Task statement:
Repeat every record below exactly as it appears.

Saved entries

++++++++++++++++++++

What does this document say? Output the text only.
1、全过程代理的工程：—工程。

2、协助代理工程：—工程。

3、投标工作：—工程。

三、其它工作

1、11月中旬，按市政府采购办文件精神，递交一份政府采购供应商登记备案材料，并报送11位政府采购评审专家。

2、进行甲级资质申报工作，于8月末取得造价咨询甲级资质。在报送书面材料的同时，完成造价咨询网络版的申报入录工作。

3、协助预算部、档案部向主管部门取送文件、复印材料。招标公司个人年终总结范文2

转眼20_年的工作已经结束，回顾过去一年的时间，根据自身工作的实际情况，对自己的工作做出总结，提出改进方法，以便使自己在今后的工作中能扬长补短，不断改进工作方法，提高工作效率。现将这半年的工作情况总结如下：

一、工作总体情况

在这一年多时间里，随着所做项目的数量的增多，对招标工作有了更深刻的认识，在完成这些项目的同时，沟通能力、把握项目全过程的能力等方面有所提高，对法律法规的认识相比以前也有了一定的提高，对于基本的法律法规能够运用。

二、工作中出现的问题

++++++++++++++++++++

Written response:
What does this document say? Output the text only.
1、全过程代理的工程：—工程。

2、协助代理工程：—工程。

3、投标工作：—工程。

三、其它工作

1、11月中旬，按市政府采购办文件精神，递交一份政府采购供应商登记备案材料，并报送11位政府采购评审专家。

2、进行甲级资质申报工作，于8月末取得造价咨询甲级资质。在报送书面材料的同时，完成造价咨询网络版的申报入录工作。

3、协助预算部、档案部向主管部门取送文件、复印材料。招标公司个人年终总结范文2

转眼20_年的工作已经结束，回顾过去一年的时间，根据自身工作的实际情况，对自己的工作做出总结，提出改进方法，以便使自己在今后的工作中能扬长补短，不断改进工作方法，提高工作效率。现将这半年的工作情况总结如下：

一、工作总体情况

在这一年多时间里，随着所做项目的数量的增多，对招标工作有了更深刻的认识，在完成这些项目的同时，沟通能力、把握项目全过程的能力等方面有所提高，对法律法规的认识相比以前也有了一定的提高，对于基本的法律法规能够运用。

二、工作中出现的问题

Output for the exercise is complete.